[Entries from a dataset]
»»

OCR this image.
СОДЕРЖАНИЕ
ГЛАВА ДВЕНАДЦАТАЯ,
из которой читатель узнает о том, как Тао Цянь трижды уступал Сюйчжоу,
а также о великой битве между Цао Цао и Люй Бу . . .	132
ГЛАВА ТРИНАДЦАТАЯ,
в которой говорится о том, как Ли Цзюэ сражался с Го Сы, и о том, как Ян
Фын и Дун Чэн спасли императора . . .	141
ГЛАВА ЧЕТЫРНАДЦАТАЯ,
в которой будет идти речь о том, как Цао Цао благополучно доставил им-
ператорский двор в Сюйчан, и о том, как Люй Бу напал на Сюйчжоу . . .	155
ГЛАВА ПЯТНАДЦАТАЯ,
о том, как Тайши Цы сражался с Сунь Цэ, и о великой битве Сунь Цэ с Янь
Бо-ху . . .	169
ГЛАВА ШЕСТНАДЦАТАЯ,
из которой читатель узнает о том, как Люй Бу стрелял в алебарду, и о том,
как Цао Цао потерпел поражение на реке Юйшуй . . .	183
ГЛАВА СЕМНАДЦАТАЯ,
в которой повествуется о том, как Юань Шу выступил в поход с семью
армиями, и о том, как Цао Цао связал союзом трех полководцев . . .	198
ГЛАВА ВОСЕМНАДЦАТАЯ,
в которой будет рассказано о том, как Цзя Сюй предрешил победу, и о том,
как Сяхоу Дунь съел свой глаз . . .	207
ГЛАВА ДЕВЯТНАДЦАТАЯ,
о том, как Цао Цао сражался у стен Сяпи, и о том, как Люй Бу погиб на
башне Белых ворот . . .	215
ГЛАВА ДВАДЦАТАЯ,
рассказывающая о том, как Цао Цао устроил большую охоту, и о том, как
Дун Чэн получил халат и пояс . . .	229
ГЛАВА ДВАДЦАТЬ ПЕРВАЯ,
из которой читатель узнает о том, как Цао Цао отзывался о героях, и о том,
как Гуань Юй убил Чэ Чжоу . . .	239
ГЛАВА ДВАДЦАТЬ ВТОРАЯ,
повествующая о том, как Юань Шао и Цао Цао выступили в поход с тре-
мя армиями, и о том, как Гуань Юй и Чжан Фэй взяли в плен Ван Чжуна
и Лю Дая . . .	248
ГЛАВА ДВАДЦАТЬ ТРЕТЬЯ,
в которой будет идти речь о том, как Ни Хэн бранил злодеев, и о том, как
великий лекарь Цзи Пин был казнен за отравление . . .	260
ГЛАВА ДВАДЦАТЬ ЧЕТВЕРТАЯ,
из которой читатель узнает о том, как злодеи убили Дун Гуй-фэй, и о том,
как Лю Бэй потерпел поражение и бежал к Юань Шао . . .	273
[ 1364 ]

««

Every line above should be written out again exactly as it stands.

OCR this image.
СОДЕРЖАНИЕ
ГЛАВА ДВЕНАДЦАТАЯ,
из которой читатель узнает о том, как Тао Цянь трижды уступал Сюйчжоу,
а также о великой битве между Цао Цао и Люй Бу . . .	132
ГЛАВА ТРИНАДЦАТАЯ,
в которой говорится о том, как Ли Цзюэ сражался с Го Сы, и о том, как Ян
Фын и Дун Чэн спасли императора . . .	141
ГЛАВА ЧЕТЫРНАДЦАТАЯ,
в которой будет идти речь о том, как Цао Цао благополучно доставил им-
ператорский двор в Сюйчан, и о том, как Люй Бу напал на Сюйчжоу . . .	155
ГЛАВА ПЯТНАДЦАТАЯ,
о том, как Тайши Цы сражался с Сунь Цэ, и о великой битве Сунь Цэ с Янь
Бо-ху . . .	169
ГЛАВА ШЕСТНАДЦАТАЯ,
из которой читатель узнает о том, как Люй Бу стрелял в алебарду, и о том,
как Цао Цао потерпел поражение на реке Юйшуй . . .	183
ГЛАВА СЕМНАДЦАТАЯ,
в которой повествуется о том, как Юань Шу выступил в поход с семью
армиями, и о том, как Цао Цао связал союзом трех полководцев . . .	198
ГЛАВА ВОСЕМНАДЦАТАЯ,
в которой будет рассказано о том, как Цзя Сюй предрешил победу, и о том,
как Сяхоу Дунь съел свой глаз . . .	207
ГЛАВА ДЕВЯТНАДЦАТАЯ,
о том, как Цао Цао сражался у стен Сяпи, и о том, как Люй Бу погиб на
башне Белых ворот . . .	215
ГЛАВА ДВАДЦАТАЯ,
рассказывающая о том, как Цао Цао устроил большую охоту, и о том, как
Дун Чэн получил халат и пояс . . .	229
ГЛАВА ДВАДЦАТЬ ПЕРВАЯ,
из которой читатель узнает о том, как Цао Цао отзывался о героях, и о том,
как Гуань Юй убил Чэ Чжоу . . .	239
ГЛАВА ДВАДЦАТЬ ВТОРАЯ,
повествующая о том, как Юань Шао и Цао Цао выступили в поход с тре-
мя армиями, и о том, как Гуань Юй и Чжан Фэй взяли в плен Ван Чжуна
и Лю Дая . . .	248
ГЛАВА ДВАДЦАТЬ ТРЕТЬЯ,
в которой будет идти речь о том, как Ни Хэн бранил злодеев, и о том, как
великий лекарь Цзи Пин был казнен за отравление . . .	260
ГЛАВА ДВАДЦАТЬ ЧЕТВЕРТАЯ,
из которой читатель узнает о том, как злодеи убили Дун Гуй-фэй, и о том,
как Лю Бэй потерпел поражение и бежал к Юань Шао . . .	273
[ 1364 ]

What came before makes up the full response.